Determine how many lines carry the word "screenshot". Output that number only.

(Stored entries)
-=-=-

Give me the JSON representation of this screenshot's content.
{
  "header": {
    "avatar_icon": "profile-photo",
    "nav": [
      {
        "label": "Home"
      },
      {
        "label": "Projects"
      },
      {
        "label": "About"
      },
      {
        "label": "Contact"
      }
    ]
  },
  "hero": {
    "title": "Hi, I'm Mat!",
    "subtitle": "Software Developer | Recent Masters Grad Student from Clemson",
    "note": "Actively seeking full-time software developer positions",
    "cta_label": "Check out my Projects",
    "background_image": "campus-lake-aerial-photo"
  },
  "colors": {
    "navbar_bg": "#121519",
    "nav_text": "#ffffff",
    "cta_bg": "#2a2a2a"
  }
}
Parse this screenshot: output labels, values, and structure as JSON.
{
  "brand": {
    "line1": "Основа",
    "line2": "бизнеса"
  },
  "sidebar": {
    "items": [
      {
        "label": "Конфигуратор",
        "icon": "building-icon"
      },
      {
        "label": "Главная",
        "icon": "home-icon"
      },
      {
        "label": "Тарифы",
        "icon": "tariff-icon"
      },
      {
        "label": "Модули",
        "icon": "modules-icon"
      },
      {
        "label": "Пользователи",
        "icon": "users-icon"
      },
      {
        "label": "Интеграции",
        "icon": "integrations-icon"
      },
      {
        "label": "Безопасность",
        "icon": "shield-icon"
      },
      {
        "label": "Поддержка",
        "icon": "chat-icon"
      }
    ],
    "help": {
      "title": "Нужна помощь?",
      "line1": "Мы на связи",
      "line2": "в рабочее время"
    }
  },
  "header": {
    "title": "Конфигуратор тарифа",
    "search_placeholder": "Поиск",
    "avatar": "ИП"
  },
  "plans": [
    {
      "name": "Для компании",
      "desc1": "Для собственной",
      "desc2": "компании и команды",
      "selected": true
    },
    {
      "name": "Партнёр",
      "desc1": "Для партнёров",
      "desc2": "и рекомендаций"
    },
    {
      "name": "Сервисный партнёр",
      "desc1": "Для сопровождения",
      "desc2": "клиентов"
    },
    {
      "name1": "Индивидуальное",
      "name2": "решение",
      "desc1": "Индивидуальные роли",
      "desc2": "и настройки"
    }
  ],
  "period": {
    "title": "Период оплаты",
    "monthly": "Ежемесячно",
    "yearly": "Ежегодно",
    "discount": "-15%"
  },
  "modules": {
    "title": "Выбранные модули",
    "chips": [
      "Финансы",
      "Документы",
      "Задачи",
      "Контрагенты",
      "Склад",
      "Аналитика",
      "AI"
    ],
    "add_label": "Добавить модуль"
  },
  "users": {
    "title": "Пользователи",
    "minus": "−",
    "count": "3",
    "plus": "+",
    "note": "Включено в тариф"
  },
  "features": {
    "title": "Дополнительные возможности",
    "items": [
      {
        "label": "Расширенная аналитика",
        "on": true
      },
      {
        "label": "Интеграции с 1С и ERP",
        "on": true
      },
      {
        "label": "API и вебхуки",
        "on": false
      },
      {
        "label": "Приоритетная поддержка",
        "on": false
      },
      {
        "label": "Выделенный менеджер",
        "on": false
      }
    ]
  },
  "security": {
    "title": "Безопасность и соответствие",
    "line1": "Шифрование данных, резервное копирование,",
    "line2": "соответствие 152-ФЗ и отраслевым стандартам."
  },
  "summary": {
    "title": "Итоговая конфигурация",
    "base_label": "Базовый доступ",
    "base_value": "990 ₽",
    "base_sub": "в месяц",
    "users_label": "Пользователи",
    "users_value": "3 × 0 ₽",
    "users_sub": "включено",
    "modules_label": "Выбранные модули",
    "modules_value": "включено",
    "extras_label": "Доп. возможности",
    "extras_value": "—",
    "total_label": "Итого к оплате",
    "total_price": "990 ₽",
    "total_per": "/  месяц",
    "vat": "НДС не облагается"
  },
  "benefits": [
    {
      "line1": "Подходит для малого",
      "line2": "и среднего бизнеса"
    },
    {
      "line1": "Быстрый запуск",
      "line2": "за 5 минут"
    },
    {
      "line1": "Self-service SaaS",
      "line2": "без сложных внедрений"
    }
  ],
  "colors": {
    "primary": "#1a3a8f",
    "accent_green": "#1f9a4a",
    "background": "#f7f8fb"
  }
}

-=-=-

* **FULL SOLUTION**: 2